[START INPUT RECORDS]

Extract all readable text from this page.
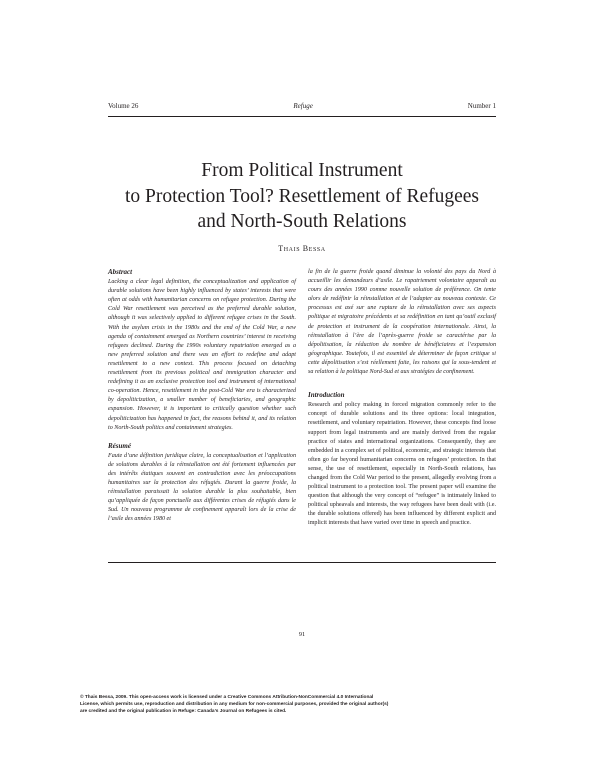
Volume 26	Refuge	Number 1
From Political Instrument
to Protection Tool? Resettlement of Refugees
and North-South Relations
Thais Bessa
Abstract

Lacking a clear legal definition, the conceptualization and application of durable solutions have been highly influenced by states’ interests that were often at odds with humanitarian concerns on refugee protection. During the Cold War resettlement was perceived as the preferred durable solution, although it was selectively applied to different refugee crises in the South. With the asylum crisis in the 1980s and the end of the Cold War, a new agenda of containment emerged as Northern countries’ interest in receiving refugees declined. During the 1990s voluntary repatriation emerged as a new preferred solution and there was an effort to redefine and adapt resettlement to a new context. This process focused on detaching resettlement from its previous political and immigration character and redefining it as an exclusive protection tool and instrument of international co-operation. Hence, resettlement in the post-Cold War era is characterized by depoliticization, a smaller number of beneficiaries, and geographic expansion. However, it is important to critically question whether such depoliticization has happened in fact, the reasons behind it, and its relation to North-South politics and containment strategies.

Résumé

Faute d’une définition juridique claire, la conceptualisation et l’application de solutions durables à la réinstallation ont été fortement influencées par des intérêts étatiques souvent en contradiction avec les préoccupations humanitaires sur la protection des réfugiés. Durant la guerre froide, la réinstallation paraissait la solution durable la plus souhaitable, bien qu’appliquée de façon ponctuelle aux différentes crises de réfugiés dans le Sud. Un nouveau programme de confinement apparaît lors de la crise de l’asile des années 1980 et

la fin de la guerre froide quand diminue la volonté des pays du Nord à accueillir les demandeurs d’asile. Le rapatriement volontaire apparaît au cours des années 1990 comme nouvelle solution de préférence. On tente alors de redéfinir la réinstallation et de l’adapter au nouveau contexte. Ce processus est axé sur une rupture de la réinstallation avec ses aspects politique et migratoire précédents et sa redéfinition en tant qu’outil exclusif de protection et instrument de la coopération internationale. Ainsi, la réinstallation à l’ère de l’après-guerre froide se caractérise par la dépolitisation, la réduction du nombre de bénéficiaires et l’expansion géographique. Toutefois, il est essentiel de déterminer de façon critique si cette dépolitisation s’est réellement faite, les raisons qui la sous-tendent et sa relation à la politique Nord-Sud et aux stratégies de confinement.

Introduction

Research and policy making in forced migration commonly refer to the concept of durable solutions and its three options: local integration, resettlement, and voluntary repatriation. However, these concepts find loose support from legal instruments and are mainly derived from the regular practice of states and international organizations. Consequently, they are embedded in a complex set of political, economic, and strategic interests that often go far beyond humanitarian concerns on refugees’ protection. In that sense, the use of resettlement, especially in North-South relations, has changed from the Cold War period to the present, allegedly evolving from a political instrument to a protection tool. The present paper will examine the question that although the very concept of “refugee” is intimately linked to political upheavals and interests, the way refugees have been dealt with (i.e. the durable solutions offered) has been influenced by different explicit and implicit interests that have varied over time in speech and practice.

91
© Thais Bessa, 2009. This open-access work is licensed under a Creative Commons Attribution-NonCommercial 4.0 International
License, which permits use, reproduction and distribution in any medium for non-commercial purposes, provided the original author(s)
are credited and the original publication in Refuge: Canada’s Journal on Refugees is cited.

[END INPUT RECORDS]

* [GIVEN EXERCISE]: Send back the data above word for word, with the pictures left out.

* [OUTPUT OF THE TASK]:
Extract all readable text from this page.
Volume 26	Refuge	Number 1
From Political Instrument
to Protection Tool? Resettlement of Refugees
and North-South Relations
Thais Bessa
Abstract

Lacking a clear legal definition, the conceptualization and application of durable solutions have been highly influenced by states’ interests that were often at odds with humanitarian concerns on refugee protection. During the Cold War resettlement was perceived as the preferred durable solution, although it was selectively applied to different refugee crises in the South. With the asylum crisis in the 1980s and the end of the Cold War, a new agenda of containment emerged as Northern countries’ interest in receiving refugees declined. During the 1990s voluntary repatriation emerged as a new preferred solution and there was an effort to redefine and adapt resettlement to a new context. This process focused on detaching resettlement from its previous political and immigration character and redefining it as an exclusive protection tool and instrument of international co-operation. Hence, resettlement in the post-Cold War era is characterized by depoliticization, a smaller number of beneficiaries, and geographic expansion. However, it is important to critically question whether such depoliticization has happened in fact, the reasons behind it, and its relation to North-South politics and containment strategies.

Résumé

Faute d’une définition juridique claire, la conceptualisation et l’application de solutions durables à la réinstallation ont été fortement influencées par des intérêts étatiques souvent en contradiction avec les préoccupations humanitaires sur la protection des réfugiés. Durant la guerre froide, la réinstallation paraissait la solution durable la plus souhaitable, bien qu’appliquée de façon ponctuelle aux différentes crises de réfugiés dans le Sud. Un nouveau programme de confinement apparaît lors de la crise de l’asile des années 1980 et

la fin de la guerre froide quand diminue la volonté des pays du Nord à accueillir les demandeurs d’asile. Le rapatriement volontaire apparaît au cours des années 1990 comme nouvelle solution de préférence. On tente alors de redéfinir la réinstallation et de l’adapter au nouveau contexte. Ce processus est axé sur une rupture de la réinstallation avec ses aspects politique et migratoire précédents et sa redéfinition en tant qu’outil exclusif de protection et instrument de la coopération internationale. Ainsi, la réinstallation à l’ère de l’après-guerre froide se caractérise par la dépolitisation, la réduction du nombre de bénéficiaires et l’expansion géographique. Toutefois, il est essentiel de déterminer de façon critique si cette dépolitisation s’est réellement faite, les raisons qui la sous-tendent et sa relation à la politique Nord-Sud et aux stratégies de confinement.

Introduction

Research and policy making in forced migration commonly refer to the concept of durable solutions and its three options: local integration, resettlement, and voluntary repatriation. However, these concepts find loose support from legal instruments and are mainly derived from the regular practice of states and international organizations. Consequently, they are embedded in a complex set of political, economic, and strategic interests that often go far beyond humanitarian concerns on refugees’ protection. In that sense, the use of resettlement, especially in North-South relations, has changed from the Cold War period to the present, allegedly evolving from a political instrument to a protection tool. The present paper will examine the question that although the very concept of “refugee” is intimately linked to political upheavals and interests, the way refugees have been dealt with (i.e. the durable solutions offered) has been influenced by different explicit and implicit interests that have varied over time in speech and practice.

91
© Thais Bessa, 2009. This open-access work is licensed under a Creative Commons Attribution-NonCommercial 4.0 International
License, which permits use, reproduction and distribution in any medium for non-commercial purposes, provided the original author(s)
are credited and the original publication in Refuge: Canada’s Journal on Refugees is cited.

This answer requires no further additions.